Input>
──────────────────────────────
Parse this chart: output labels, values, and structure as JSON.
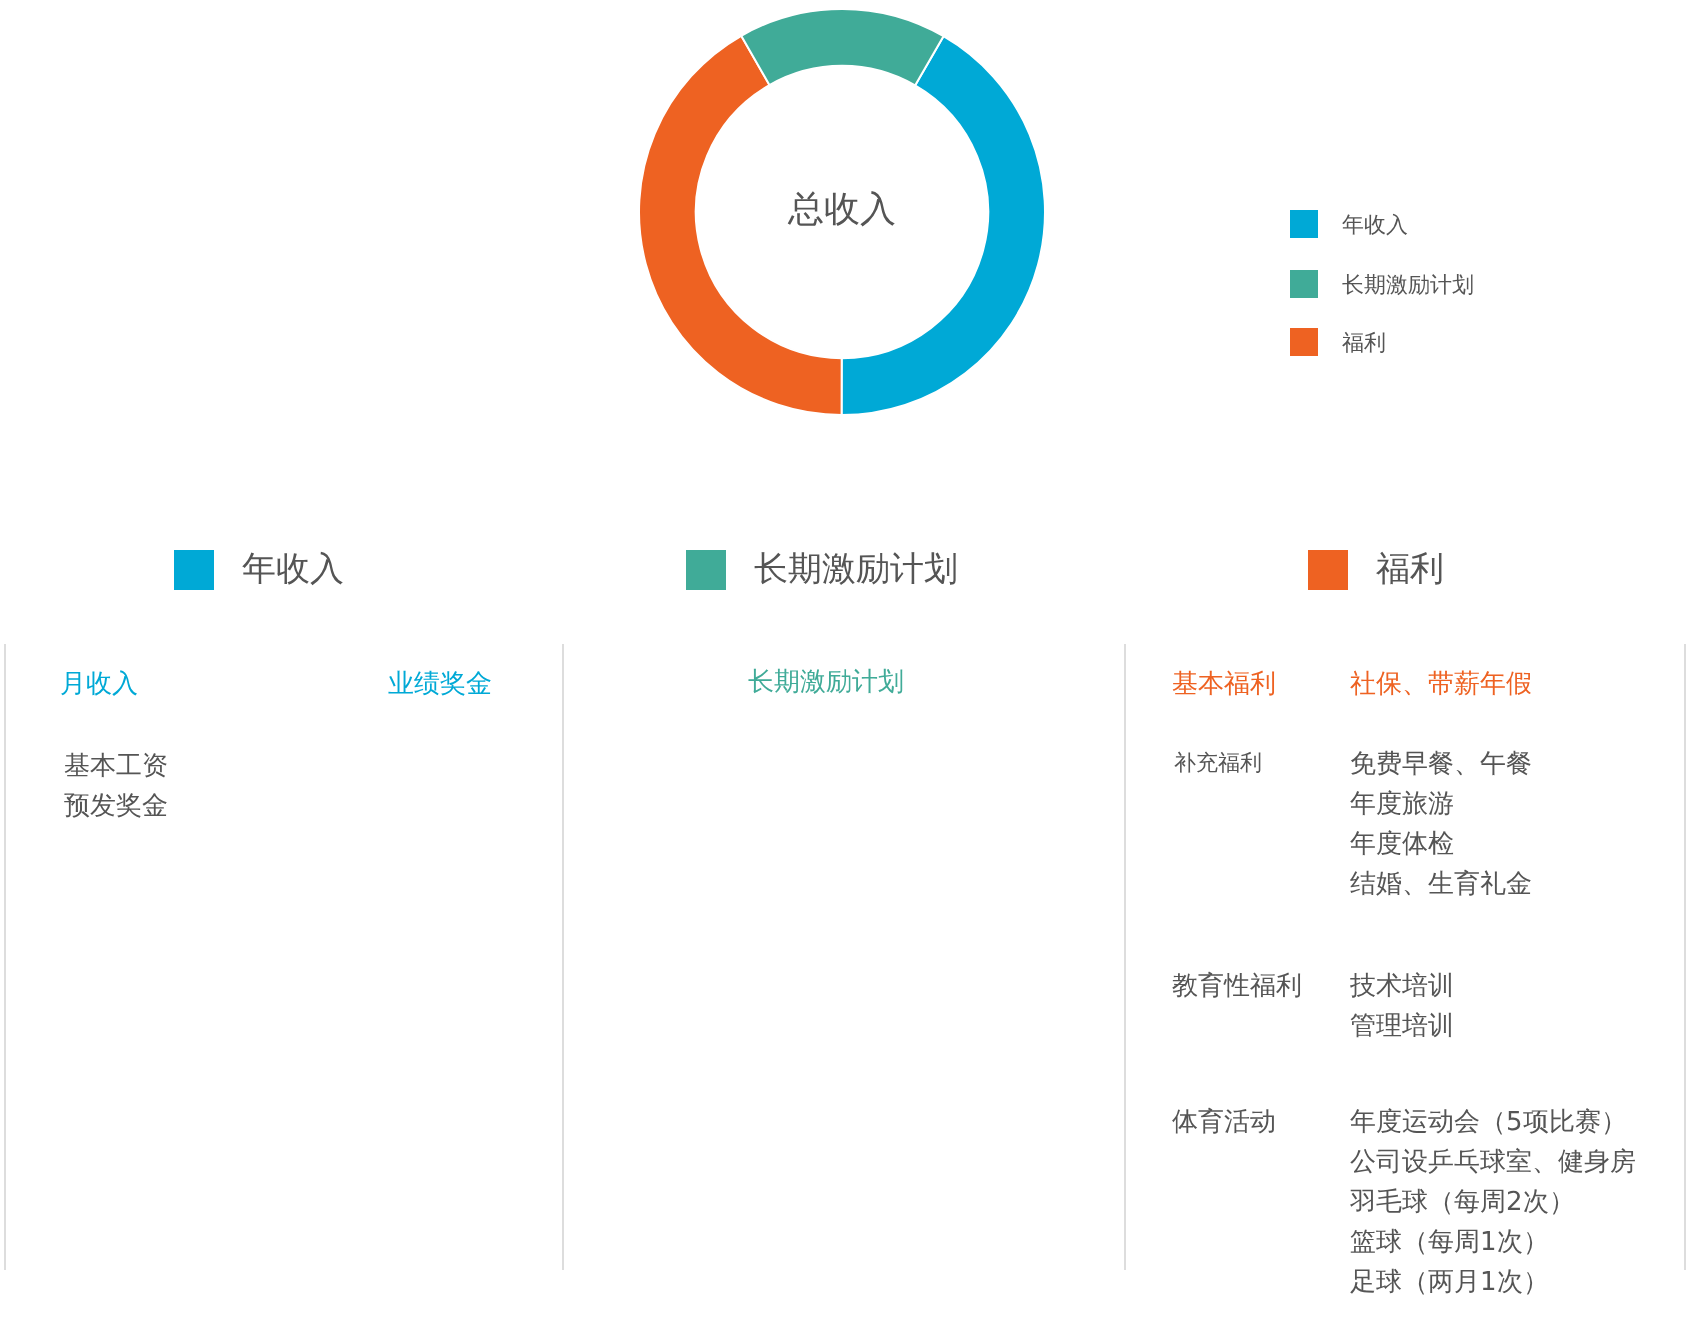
{
  "chart_data": {
    "type": "donut",
    "categories": [
      "年收入",
      "福利",
      "长期激励计划"
    ],
    "values": [
      41.7,
      41.7,
      16.6
    ],
    "colors": [
      "#00a9d6",
      "#ee6222",
      "#40ab98"
    ],
    "legend": "right",
    "annotations": [
      "总收入",
      "月收入",
      "业绩奖金",
      "基本工资",
      "预发奖金",
      "长期激励计划",
      "基本福利",
      "社保、带薪年假",
      "补充福利",
      "免费早餐、午餐",
      "年度旅游",
      "年度体检",
      "结婚、生育礼金",
      "教育性福利",
      "技术培训",
      "管理培训",
      "体育活动",
      "年度运动会（5项比赛）",
      "公司设乒乓球室、健身房",
      "羽毛球（每周2次）",
      "篮球（每周1次）",
      "足球（两月1次）"
    ]
  }
}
──────────────────────────────
Short problem> How many lines in these entries contain the string "values"? State the number and nothing more.

Output of the task> 2